▶ [WHAT IS EXPECTED]
Copy the entries that appear below in full, leaving out any picture among them.

--- EXERCISE DATA Enclosed Below ---

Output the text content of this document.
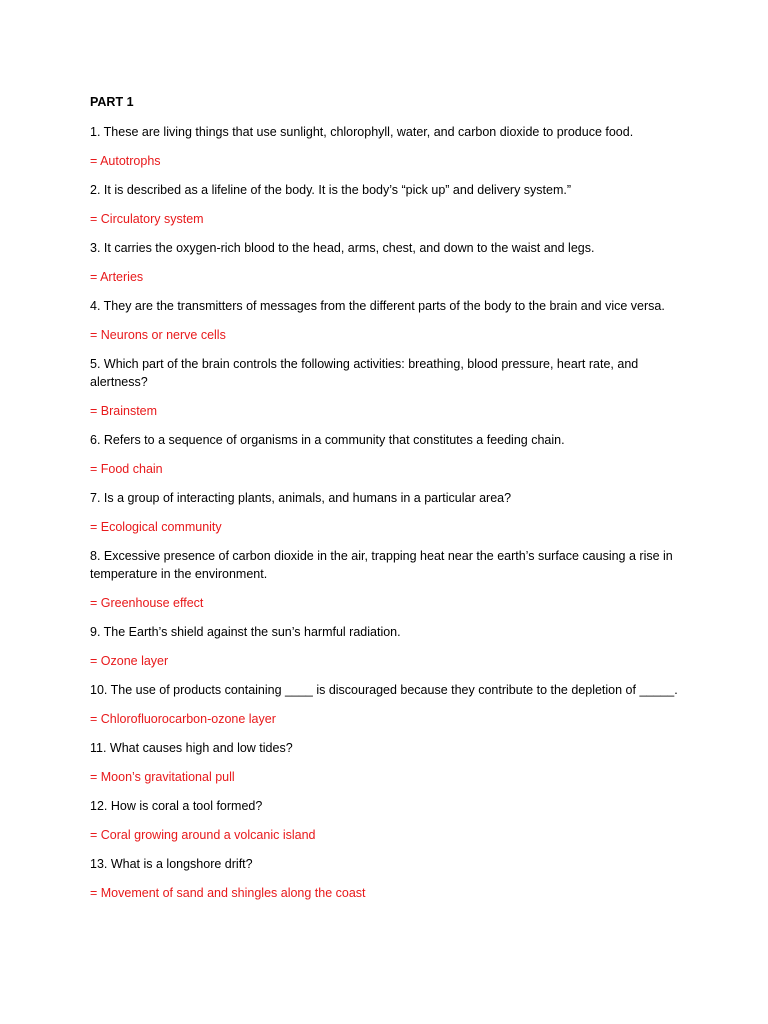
PART 1
1. These are living things that use sunlight, chlorophyll, water, and carbon dioxide to produce food.
= Autotrophs
2. It is described as a lifeline of the body. It is the body’s “pick up” and delivery system.”
= Circulatory system
3. It carries the oxygen-rich blood to the head, arms, chest, and down to the waist and legs.
= Arteries
4. They are the transmitters of messages from the different parts of the body to the brain and vice versa.
= Neurons or nerve cells
5. Which part of the brain controls the following activities: breathing, blood pressure, heart rate, and alertness?
= Brainstem
6. Refers to a sequence of organisms in a community that constitutes a feeding chain.
= Food chain
7. Is a group of interacting plants, animals, and humans in a particular area?
= Ecological community
8. Excessive presence of carbon dioxide in the air, trapping heat near the earth’s surface causing a rise in temperature in the environment.
= Greenhouse effect
9. The Earth’s shield against the sun’s harmful radiation.
= Ozone layer
10. The use of products containing ____ is discouraged because they contribute to the depletion of _____.
= Chlorofluorocarbon-ozone layer
11. What causes high and low tides?
= Moon’s gravitational pull
12. How is coral a tool formed?
= Coral growing around a volcanic island
13. What is a longshore drift?
= Movement of sand and shingles along the coast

--- End of Enclosed EXERCISE DATA ---

▶ [EXERCISE RESPONSE]
Output the text content of this document.
PART 1
1. These are living things that use sunlight, chlorophyll, water, and carbon dioxide to produce food.
= Autotrophs
2. It is described as a lifeline of the body. It is the body’s “pick up” and delivery system.”
= Circulatory system
3. It carries the oxygen-rich blood to the head, arms, chest, and down to the waist and legs.
= Arteries
4. They are the transmitters of messages from the different parts of the body to the brain and vice versa.
= Neurons or nerve cells
5. Which part of the brain controls the following activities: breathing, blood pressure, heart rate, and alertness?
= Brainstem
6. Refers to a sequence of organisms in a community that constitutes a feeding chain.
= Food chain
7. Is a group of interacting plants, animals, and humans in a particular area?
= Ecological community
8. Excessive presence of carbon dioxide in the air, trapping heat near the earth’s surface causing a rise in temperature in the environment.
= Greenhouse effect
9. The Earth’s shield against the sun’s harmful radiation.
= Ozone layer
10. The use of products containing ____ is discouraged because they contribute to the depletion of _____.
= Chlorofluorocarbon-ozone layer
11. What causes high and low tides?
= Moon’s gravitational pull
12. How is coral a tool formed?
= Coral growing around a volcanic island
13. What is a longshore drift?
= Movement of sand and shingles along the coast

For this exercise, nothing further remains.